(Stored dataset items)
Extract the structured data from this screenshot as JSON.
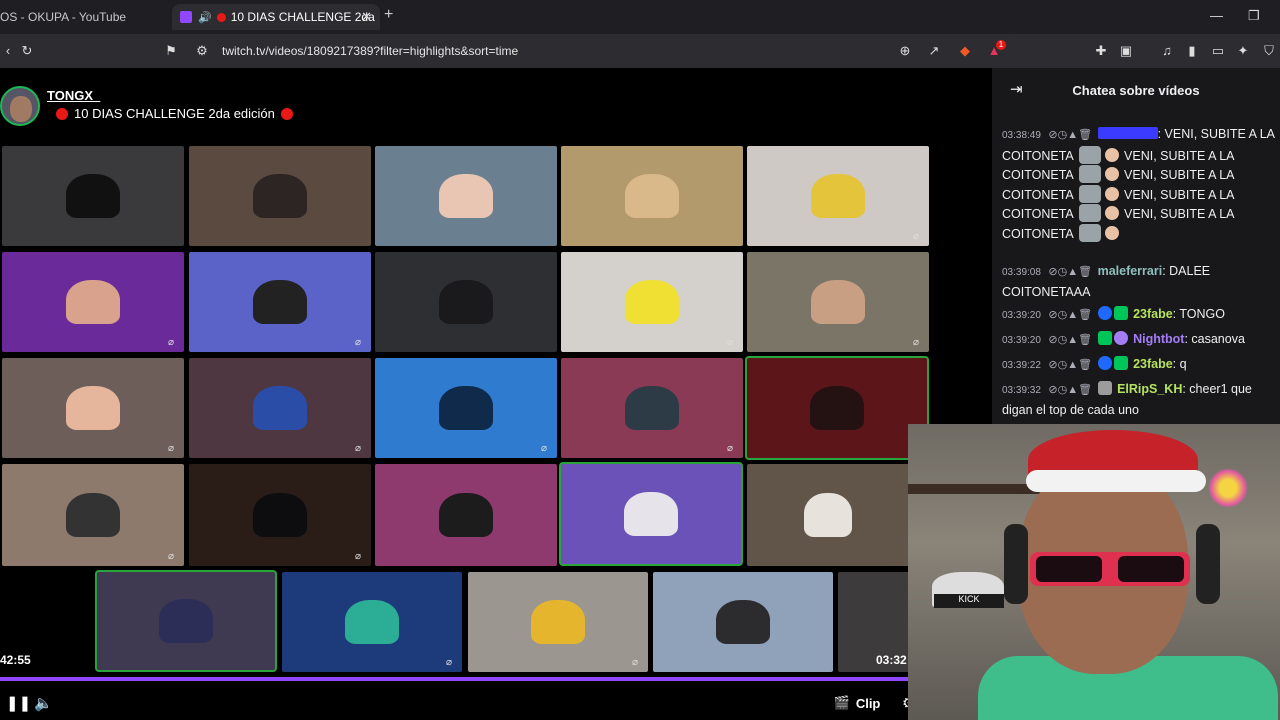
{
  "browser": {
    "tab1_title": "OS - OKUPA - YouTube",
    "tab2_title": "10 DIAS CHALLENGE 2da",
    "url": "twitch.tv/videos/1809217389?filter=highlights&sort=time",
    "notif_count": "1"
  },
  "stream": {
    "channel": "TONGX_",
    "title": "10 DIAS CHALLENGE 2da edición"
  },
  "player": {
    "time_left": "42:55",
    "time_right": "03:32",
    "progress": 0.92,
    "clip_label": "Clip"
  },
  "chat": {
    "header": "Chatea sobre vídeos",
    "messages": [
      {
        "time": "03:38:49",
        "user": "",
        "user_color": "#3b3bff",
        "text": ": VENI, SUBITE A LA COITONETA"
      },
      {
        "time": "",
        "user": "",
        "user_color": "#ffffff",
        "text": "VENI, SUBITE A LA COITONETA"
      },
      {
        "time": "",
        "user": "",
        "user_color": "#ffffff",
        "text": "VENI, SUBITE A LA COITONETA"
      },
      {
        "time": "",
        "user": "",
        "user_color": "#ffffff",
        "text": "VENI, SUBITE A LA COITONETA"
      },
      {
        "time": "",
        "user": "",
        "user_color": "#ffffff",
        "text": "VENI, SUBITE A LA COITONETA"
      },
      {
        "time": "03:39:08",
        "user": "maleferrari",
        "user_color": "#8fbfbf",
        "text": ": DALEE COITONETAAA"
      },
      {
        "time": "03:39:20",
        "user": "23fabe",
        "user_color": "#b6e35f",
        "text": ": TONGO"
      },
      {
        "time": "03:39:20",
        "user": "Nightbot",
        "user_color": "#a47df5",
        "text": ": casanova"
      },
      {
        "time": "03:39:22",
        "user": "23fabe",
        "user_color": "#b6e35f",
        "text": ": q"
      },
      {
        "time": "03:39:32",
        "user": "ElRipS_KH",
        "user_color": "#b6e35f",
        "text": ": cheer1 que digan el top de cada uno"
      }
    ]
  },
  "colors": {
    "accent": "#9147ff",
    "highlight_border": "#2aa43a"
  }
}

--

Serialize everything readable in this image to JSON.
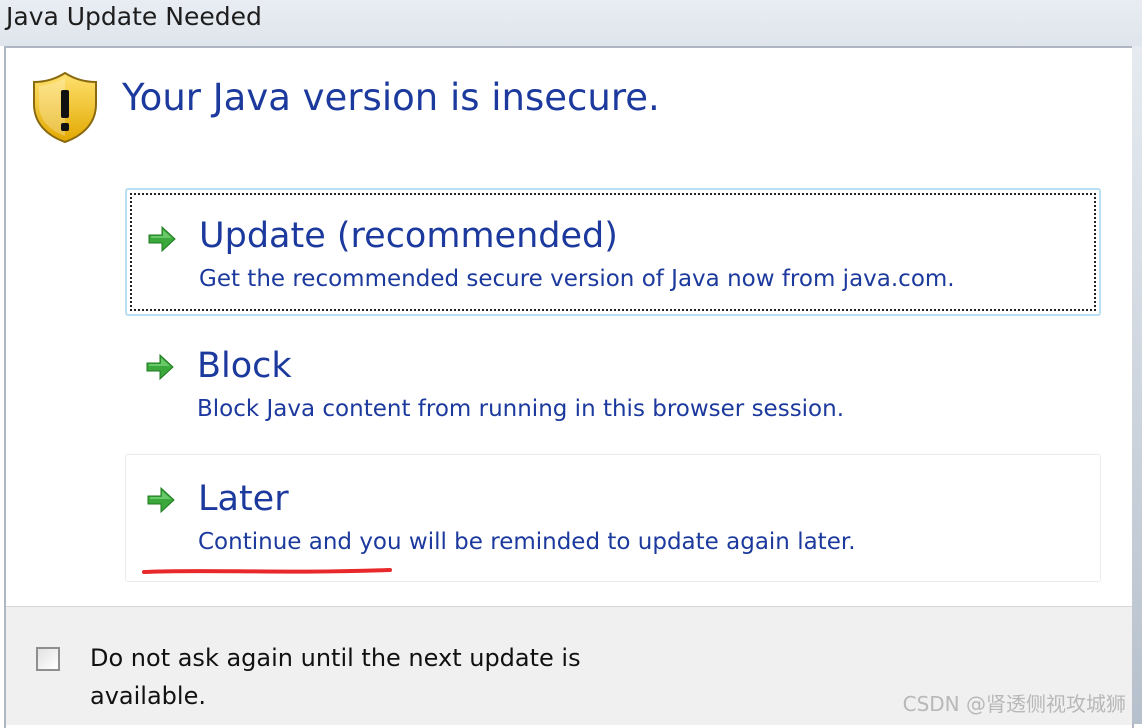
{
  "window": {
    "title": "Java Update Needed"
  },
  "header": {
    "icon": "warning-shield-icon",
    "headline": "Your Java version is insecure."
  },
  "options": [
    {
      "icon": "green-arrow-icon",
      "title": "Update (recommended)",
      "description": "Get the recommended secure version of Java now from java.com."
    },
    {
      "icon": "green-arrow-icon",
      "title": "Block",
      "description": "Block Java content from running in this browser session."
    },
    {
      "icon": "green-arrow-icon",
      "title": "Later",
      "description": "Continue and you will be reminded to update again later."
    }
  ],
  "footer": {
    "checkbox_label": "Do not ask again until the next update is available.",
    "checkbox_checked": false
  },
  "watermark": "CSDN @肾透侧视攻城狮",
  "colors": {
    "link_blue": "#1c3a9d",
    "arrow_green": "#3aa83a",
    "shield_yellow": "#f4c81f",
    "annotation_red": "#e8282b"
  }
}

==

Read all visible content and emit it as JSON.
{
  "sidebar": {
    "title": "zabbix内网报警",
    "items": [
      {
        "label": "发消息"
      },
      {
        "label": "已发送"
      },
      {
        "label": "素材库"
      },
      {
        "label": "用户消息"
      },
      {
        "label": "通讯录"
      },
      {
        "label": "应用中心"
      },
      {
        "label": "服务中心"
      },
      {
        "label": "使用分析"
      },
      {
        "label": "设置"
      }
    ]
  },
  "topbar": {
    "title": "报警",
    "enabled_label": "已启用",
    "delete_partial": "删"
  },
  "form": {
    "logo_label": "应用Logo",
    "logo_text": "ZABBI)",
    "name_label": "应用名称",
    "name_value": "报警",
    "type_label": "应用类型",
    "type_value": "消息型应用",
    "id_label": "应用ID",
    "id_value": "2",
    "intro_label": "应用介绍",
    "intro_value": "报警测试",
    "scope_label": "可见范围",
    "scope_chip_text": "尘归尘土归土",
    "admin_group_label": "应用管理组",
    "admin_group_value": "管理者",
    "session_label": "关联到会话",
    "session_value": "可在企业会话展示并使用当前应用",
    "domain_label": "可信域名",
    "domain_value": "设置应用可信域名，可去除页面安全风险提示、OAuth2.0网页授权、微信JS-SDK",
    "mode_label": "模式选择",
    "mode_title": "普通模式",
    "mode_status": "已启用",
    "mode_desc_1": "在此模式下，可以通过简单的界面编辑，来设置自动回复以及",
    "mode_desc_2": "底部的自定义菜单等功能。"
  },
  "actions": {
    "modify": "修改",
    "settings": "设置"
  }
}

Exercise directions —
Collect from the data above every line that includes "recommended".

Answer to the problem —
      "title": "Update (recommended)",
      "description": "Get the recommended secure version of Java now from java.com."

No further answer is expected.